Entries from a visual dataset

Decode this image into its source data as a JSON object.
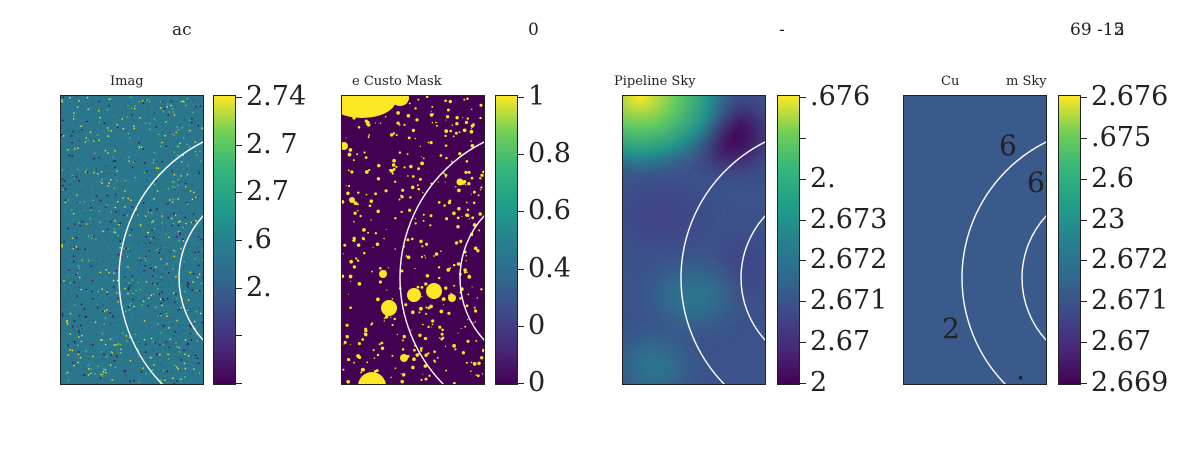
{
  "figure": {
    "suptitles": [
      "ac",
      "0",
      "-",
      "69 -15",
      "2"
    ]
  },
  "panels": [
    {
      "title": "Imag",
      "kind": "noise",
      "colorbar": {
        "ticks": [
          {
            "label": "2.74"
          },
          {
            "label": "2.   7"
          },
          {
            "label": "2.7"
          },
          {
            "label": ".6"
          },
          {
            "label": "2."
          },
          {
            "label": ""
          },
          {
            "label": ""
          }
        ]
      },
      "annotations": []
    },
    {
      "title": "e Custo Mask",
      "kind": "mask",
      "colorbar": {
        "ticks": [
          {
            "label": "1"
          },
          {
            "label": "0.8"
          },
          {
            "label": "0.6"
          },
          {
            "label": "0.4"
          },
          {
            "label": "0"
          },
          {
            "label": "0"
          }
        ]
      },
      "annotations": []
    },
    {
      "title": "Pipeline Sky",
      "kind": "smooth",
      "colorbar": {
        "ticks": [
          {
            "label": ".676"
          },
          {
            "label": ""
          },
          {
            "label": "2."
          },
          {
            "label": "2.673"
          },
          {
            "label": "2.672"
          },
          {
            "label": "2.671"
          },
          {
            "label": "2.67"
          },
          {
            "label": "2"
          }
        ]
      },
      "annotations": []
    },
    {
      "title_left": "Cu",
      "title_right": "m Sky",
      "kind": "flat",
      "colorbar": {
        "ticks": [
          {
            "label": "2.676"
          },
          {
            "label": ".675"
          },
          {
            "label": "2.6"
          },
          {
            "label": "23"
          },
          {
            "label": "2.672"
          },
          {
            "label": "2.671"
          },
          {
            "label": "2.67"
          },
          {
            "label": "2.669"
          }
        ]
      },
      "annotations": [
        "6",
        "6",
        "2",
        "."
      ]
    }
  ],
  "colors": {
    "viridis_low": "#440154",
    "viridis_mid": "#21918c",
    "viridis_high": "#fde725",
    "flat_panel": "#3b5a8c",
    "rings": "#ffffff"
  }
}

## What is needed
Copy the data word for word. Pictures do not go in the copy.

## The result
Decode this image into its source data as a JSON object.
{
  "figure": {
    "suptitles": [
      "ac",
      "0",
      "-",
      "69 -15",
      "2"
    ]
  },
  "panels": [
    {
      "title": "Imag",
      "kind": "noise",
      "colorbar": {
        "ticks": [
          {
            "label": "2.74"
          },
          {
            "label": "2.   7"
          },
          {
            "label": "2.7"
          },
          {
            "label": ".6"
          },
          {
            "label": "2."
          },
          {
            "label": ""
          },
          {
            "label": ""
          }
        ]
      },
      "annotations": []
    },
    {
      "title": "e Custo Mask",
      "kind": "mask",
      "colorbar": {
        "ticks": [
          {
            "label": "1"
          },
          {
            "label": "0.8"
          },
          {
            "label": "0.6"
          },
          {
            "label": "0.4"
          },
          {
            "label": "0"
          },
          {
            "label": "0"
          }
        ]
      },
      "annotations": []
    },
    {
      "title": "Pipeline Sky",
      "kind": "smooth",
      "colorbar": {
        "ticks": [
          {
            "label": ".676"
          },
          {
            "label": ""
          },
          {
            "label": "2."
          },
          {
            "label": "2.673"
          },
          {
            "label": "2.672"
          },
          {
            "label": "2.671"
          },
          {
            "label": "2.67"
          },
          {
            "label": "2"
          }
        ]
      },
      "annotations": []
    },
    {
      "title_left": "Cu",
      "title_right": "m Sky",
      "kind": "flat",
      "colorbar": {
        "ticks": [
          {
            "label": "2.676"
          },
          {
            "label": ".675"
          },
          {
            "label": "2.6"
          },
          {
            "label": "23"
          },
          {
            "label": "2.672"
          },
          {
            "label": "2.671"
          },
          {
            "label": "2.67"
          },
          {
            "label": "2.669"
          }
        ]
      },
      "annotations": [
        "6",
        "6",
        "2",
        "."
      ]
    }
  ],
  "colors": {
    "viridis_low": "#440154",
    "viridis_mid": "#21918c",
    "viridis_high": "#fde725",
    "flat_panel": "#3b5a8c",
    "rings": "#ffffff"
  }
}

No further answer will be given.